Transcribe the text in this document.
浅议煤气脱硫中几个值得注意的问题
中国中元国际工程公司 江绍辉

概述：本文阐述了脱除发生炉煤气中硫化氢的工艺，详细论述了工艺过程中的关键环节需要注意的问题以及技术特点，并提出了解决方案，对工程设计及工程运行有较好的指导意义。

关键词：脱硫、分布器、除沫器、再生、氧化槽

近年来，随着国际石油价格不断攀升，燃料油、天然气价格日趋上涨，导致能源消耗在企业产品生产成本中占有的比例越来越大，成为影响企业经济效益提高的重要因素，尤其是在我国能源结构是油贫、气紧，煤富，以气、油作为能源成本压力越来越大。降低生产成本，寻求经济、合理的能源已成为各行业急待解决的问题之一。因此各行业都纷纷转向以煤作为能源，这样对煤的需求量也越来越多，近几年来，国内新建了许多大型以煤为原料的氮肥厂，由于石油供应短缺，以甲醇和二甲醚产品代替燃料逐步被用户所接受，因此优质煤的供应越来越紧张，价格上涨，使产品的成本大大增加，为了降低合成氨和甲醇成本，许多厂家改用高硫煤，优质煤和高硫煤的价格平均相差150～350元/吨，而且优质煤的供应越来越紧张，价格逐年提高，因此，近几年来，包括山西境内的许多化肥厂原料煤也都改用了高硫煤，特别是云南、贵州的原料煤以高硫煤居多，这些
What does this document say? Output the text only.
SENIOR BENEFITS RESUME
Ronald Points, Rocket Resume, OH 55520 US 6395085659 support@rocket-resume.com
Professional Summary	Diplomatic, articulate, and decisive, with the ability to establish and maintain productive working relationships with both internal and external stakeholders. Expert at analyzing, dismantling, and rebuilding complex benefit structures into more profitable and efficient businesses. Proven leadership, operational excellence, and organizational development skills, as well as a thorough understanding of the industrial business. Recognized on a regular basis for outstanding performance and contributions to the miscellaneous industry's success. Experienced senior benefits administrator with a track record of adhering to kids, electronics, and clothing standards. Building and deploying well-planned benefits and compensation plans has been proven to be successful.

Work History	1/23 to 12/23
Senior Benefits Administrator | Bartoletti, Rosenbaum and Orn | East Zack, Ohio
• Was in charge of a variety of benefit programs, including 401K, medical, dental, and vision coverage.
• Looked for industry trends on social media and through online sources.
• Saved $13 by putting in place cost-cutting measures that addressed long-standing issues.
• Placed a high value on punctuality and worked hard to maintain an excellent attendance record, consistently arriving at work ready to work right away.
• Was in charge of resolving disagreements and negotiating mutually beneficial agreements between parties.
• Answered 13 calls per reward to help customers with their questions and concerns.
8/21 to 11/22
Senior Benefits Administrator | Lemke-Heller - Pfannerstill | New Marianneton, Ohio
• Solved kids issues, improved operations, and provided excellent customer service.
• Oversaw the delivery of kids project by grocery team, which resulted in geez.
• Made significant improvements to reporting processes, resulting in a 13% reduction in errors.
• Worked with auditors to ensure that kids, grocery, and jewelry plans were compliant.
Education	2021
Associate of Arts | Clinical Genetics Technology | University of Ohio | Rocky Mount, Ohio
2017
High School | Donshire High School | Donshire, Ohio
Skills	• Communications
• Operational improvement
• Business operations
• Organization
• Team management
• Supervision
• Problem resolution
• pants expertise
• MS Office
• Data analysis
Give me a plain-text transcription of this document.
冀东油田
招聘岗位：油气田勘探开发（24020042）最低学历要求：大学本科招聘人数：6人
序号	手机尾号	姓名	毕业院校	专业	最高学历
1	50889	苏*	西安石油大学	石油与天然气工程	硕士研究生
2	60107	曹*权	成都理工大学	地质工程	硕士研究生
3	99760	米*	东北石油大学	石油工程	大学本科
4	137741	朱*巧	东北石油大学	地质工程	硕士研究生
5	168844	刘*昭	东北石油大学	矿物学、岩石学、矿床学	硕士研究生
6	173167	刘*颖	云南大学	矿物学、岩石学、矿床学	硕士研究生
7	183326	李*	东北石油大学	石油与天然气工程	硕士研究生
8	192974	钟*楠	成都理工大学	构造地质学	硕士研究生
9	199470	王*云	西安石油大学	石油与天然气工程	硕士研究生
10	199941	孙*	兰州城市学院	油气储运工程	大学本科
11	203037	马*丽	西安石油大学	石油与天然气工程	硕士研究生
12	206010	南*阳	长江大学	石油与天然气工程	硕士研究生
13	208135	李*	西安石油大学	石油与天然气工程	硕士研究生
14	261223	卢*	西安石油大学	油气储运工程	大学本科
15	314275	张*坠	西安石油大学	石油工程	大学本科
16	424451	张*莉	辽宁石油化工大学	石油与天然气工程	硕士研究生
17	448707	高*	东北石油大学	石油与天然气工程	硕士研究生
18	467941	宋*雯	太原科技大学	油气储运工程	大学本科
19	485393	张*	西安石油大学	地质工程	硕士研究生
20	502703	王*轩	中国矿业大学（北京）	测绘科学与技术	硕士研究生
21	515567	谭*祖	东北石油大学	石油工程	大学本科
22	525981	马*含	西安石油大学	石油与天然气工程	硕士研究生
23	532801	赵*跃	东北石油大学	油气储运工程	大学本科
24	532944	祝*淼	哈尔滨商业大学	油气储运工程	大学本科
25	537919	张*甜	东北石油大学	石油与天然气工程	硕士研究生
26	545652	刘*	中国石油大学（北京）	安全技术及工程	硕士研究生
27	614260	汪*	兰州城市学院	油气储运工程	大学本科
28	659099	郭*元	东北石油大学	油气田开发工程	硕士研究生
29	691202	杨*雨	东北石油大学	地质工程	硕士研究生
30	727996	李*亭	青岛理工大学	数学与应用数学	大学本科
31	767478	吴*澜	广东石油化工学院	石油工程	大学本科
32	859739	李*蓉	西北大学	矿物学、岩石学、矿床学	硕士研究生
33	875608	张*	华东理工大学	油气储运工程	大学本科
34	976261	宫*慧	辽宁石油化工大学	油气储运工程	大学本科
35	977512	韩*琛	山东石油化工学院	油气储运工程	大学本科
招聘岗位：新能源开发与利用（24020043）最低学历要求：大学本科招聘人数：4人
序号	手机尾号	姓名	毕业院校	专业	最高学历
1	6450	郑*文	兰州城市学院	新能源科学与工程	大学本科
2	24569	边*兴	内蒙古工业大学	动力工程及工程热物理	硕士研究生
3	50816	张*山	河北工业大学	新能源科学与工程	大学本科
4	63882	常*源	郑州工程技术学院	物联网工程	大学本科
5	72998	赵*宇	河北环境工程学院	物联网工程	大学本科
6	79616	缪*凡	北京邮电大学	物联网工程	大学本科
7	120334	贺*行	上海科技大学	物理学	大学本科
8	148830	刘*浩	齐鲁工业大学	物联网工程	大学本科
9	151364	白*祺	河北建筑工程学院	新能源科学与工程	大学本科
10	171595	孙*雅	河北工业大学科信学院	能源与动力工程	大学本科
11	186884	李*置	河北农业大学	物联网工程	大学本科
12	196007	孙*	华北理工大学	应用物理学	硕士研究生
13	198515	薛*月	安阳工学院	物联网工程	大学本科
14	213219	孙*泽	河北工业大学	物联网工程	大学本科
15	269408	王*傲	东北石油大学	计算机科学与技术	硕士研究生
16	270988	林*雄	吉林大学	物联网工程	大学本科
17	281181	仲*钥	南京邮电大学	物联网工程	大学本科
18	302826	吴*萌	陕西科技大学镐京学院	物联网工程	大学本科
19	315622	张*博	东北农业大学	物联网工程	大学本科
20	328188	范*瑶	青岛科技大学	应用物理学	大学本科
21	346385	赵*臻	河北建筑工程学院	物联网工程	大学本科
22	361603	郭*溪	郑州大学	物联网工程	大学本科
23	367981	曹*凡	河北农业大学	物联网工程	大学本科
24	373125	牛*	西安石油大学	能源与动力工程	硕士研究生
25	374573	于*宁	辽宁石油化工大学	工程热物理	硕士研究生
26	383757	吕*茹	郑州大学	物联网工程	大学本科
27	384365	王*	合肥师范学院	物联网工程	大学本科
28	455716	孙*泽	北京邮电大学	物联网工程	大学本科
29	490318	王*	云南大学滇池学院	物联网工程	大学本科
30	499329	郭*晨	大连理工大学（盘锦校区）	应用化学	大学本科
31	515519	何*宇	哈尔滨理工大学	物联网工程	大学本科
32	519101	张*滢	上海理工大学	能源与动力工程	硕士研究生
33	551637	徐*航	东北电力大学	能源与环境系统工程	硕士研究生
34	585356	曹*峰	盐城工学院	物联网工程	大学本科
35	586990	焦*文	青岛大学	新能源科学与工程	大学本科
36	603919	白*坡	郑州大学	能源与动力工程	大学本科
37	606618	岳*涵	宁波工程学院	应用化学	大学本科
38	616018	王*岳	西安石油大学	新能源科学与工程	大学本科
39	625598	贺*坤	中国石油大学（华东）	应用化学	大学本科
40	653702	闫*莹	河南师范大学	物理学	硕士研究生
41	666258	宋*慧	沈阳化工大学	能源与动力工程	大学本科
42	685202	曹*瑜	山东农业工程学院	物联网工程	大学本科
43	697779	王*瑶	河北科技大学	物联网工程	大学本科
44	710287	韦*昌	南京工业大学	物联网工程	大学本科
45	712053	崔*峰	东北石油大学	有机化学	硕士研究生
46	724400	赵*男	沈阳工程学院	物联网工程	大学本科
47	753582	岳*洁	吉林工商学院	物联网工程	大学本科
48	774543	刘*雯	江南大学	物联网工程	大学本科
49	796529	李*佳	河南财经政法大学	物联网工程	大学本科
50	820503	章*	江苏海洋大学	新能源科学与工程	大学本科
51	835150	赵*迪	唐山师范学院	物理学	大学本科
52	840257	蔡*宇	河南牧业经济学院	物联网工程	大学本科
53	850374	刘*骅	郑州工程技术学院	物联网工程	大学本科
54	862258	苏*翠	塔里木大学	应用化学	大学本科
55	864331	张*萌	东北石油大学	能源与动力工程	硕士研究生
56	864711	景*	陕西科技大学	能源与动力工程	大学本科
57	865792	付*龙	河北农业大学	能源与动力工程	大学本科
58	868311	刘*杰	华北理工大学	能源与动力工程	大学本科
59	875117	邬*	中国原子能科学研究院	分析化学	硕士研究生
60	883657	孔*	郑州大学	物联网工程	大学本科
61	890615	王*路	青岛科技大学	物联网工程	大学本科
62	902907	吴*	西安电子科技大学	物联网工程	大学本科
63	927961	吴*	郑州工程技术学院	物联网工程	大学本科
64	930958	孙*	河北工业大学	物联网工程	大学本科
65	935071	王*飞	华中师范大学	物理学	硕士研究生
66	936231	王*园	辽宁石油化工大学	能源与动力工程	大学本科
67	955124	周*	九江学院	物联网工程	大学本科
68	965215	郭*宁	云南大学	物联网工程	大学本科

• • • • • • •

Request -
From the entries above, pull out each line that includes "最低学历要求".

Expected answer -
招聘岗位：油气田勘探开发（24020042）最低学历要求：大学本科招聘人数：6人
招聘岗位：新能源开发与利用（24020043）最低学历要求：大学本科招聘人数：4人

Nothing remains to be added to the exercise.